■ Work required
Select all lines in the records that include "sell".

■ Dataset records

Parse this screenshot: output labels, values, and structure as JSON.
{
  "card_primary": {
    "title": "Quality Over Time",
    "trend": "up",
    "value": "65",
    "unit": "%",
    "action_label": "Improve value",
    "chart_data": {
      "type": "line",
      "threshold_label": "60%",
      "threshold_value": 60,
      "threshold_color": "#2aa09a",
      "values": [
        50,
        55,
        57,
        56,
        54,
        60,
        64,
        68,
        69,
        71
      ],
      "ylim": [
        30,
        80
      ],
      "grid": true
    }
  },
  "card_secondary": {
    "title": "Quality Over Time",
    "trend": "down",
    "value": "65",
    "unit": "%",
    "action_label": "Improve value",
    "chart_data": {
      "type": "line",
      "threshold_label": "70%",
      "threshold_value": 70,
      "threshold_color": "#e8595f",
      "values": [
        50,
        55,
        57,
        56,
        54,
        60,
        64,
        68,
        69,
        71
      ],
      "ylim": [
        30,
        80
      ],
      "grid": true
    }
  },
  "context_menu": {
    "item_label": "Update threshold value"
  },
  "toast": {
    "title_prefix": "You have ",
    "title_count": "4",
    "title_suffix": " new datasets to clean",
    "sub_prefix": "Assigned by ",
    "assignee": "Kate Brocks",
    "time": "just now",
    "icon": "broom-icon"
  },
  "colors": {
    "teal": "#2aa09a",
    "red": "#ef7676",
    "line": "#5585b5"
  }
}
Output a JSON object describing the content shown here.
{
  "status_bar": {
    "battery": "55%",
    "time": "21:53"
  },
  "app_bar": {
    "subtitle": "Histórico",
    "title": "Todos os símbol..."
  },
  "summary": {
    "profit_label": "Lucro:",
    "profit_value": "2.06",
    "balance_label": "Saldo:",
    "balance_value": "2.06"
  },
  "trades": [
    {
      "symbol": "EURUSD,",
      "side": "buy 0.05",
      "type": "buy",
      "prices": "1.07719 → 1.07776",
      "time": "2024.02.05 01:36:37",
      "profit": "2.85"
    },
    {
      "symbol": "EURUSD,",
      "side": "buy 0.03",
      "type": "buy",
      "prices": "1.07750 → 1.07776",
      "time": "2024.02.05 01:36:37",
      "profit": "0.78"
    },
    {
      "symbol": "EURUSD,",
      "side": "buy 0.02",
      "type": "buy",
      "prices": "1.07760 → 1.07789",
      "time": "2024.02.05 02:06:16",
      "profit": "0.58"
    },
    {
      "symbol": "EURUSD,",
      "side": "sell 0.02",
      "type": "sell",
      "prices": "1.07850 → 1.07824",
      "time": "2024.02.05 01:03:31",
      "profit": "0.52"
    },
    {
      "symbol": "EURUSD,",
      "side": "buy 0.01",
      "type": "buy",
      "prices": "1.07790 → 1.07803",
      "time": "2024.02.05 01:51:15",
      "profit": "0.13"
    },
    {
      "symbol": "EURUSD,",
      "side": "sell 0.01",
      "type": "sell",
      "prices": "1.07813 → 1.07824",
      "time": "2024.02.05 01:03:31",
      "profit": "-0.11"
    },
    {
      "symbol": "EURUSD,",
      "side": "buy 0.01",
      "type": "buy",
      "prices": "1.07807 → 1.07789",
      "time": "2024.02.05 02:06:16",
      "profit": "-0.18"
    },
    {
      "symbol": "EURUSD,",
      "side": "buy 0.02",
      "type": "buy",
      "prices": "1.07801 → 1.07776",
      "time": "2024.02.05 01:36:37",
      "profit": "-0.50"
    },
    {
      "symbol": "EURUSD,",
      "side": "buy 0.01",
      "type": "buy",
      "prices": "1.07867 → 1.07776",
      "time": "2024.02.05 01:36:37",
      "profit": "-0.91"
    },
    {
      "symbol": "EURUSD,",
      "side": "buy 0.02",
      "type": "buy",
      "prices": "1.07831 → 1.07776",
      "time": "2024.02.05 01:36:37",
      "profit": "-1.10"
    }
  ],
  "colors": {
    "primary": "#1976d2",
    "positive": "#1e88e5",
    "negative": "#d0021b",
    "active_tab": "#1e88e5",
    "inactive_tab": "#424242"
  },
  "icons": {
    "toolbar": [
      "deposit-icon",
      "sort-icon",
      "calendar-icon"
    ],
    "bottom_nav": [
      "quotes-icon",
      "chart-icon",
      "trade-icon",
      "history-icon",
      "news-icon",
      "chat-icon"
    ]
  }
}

■ Written solution
      "side": "sell 0.02",
      "type": "sell",
      "side": "sell 0.01",
      "type": "sell",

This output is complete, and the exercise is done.